28 gennaio 2020 IL RITRATTO NEGATO
METTI UNA SERA AL CINEMA 31
IL RITRATTO NEGATO
IL RITRATTO NEGATO
Powidoki -
Il ritratto negato Regista: Andrzej Wajda Genere:
Biografico Paese:
Polonia Durata: 98 min Data di uscita: 11 luglio 2019 Distribuzione: Movies Inspired Attori: Boguslaw Linda, Aleksandra Justa, Bronislawa Zamachowska, Zofia Wichlacz, Krzysztof Pieczynski Sceneggiatura:
Andrzej Wajda, Andrzej Mularczyk Fotografia: Pawel Edelman Montaggio:
Grazyna Gradon
Càpita così
spesso che tendiamo a non farci più caso. Il titolo italiano è fuorviante. Non
c’è un ritratto che sia negato, in quest’ultimo film di Andrzej Wajda.
Anzi, il film riesce a esserlo in maniera convincente, e paradossale, un
ritratto, del pittore e professore Władysław Strzemiński, anche se “in
assenza”, ovviamente, affidato all’incarnazione magnetica offerta dall’attore
protagonista, Bogusław Linda; lo è proprio perché evita la prevedibilità
drammaturgica di tanti biopic, la tentazione di spezzare la progressione con
flash-back o digressioni didascaliche, di comprimere una vita intera in una un
paio d’ore. È il ritratto di un resistente e resiliente, in un momento
preciso, negli ultimi quattro anni della sua vita; un ritratto del suo continuo
cadere e rialzarsi, in un contesto sempre più ostile; e d’altra parte, fin
dalla primissima sequenza Strzemiński, mutilato durante la prima guerra
mondiale (ma il come avesse perso una gamba e un braccio rimane un
interrogativo per tutto il film, una delle tante domande lasciate volutamente
senza risposta), entra in scena rotolando, gioioso, su un pendio di montagna,
durante una lezione en plein air; rotola per avvicinarsi ad accogliere quella
che sarà una delle più devote tra le sue allieve, Hania.

_Righe fornite_
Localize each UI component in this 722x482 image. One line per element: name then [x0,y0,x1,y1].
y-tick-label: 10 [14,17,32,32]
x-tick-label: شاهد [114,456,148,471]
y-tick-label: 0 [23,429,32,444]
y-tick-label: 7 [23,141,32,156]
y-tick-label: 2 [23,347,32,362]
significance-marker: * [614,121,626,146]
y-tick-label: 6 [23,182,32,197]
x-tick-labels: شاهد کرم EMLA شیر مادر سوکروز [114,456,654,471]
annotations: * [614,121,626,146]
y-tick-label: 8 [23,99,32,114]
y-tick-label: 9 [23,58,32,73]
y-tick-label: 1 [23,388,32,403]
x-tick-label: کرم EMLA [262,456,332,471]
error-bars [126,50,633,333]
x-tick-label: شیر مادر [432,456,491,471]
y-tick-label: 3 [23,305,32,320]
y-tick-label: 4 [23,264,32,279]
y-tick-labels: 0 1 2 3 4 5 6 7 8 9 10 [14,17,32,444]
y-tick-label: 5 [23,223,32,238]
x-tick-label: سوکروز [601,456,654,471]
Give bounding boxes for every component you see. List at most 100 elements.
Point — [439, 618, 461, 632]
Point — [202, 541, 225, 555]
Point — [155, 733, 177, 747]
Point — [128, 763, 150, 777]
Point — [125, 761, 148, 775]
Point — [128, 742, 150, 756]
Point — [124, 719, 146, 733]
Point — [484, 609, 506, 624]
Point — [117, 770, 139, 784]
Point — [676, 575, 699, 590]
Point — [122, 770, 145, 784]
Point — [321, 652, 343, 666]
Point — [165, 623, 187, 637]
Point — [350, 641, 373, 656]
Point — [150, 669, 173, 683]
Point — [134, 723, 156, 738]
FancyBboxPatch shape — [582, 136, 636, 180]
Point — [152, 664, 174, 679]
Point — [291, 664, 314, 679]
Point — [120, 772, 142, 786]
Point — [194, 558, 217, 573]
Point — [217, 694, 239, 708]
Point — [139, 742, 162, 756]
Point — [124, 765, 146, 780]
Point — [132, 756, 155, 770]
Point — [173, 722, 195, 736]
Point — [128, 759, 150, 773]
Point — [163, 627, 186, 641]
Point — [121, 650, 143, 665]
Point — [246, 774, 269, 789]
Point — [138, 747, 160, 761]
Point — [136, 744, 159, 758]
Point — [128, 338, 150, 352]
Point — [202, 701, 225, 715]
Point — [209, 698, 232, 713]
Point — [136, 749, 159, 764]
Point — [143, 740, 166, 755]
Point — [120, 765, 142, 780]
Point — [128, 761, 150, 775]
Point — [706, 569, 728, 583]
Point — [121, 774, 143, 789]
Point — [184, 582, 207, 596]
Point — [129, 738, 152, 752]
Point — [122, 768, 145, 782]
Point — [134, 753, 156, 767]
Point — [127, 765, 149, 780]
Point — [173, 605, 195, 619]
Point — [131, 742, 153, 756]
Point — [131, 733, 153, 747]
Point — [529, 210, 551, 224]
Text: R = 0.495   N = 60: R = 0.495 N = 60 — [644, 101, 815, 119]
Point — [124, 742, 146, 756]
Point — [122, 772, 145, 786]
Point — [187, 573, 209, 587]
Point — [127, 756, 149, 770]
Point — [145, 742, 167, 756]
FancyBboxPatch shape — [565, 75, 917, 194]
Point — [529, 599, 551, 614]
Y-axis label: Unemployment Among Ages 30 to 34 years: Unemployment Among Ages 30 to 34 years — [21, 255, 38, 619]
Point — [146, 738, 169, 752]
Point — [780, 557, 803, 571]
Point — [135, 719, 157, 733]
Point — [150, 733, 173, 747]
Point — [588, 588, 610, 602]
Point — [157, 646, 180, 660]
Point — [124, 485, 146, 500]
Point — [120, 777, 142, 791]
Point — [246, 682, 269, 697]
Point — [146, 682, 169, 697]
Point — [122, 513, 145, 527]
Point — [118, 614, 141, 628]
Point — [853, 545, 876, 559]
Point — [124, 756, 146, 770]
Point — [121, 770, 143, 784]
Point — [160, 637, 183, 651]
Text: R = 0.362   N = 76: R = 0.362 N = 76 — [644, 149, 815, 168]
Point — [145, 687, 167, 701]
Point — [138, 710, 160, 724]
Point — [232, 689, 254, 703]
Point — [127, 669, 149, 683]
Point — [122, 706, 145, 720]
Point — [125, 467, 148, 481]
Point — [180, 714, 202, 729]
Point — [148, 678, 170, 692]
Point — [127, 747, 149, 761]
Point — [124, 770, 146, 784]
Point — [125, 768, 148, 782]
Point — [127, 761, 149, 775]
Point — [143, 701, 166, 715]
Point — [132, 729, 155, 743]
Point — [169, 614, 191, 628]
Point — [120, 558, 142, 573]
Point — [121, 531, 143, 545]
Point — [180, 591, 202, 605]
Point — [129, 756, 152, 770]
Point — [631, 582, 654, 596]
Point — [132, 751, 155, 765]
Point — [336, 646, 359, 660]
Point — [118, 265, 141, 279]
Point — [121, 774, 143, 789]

_Consegna_
Rispondi alle domande seguenti sul brano dedicato al film.
(a) Chi è il regista del film?
(b) Quale attore interpreta Władysław Strzemiński?
(c) Quale periodo della vita di Strzemiński racconta il film?

_Risposta corretta_
(a) Andrzej Wajda.
(b) Bogusław Linda.
(c) Gli ultimi quattro anni della sua vita.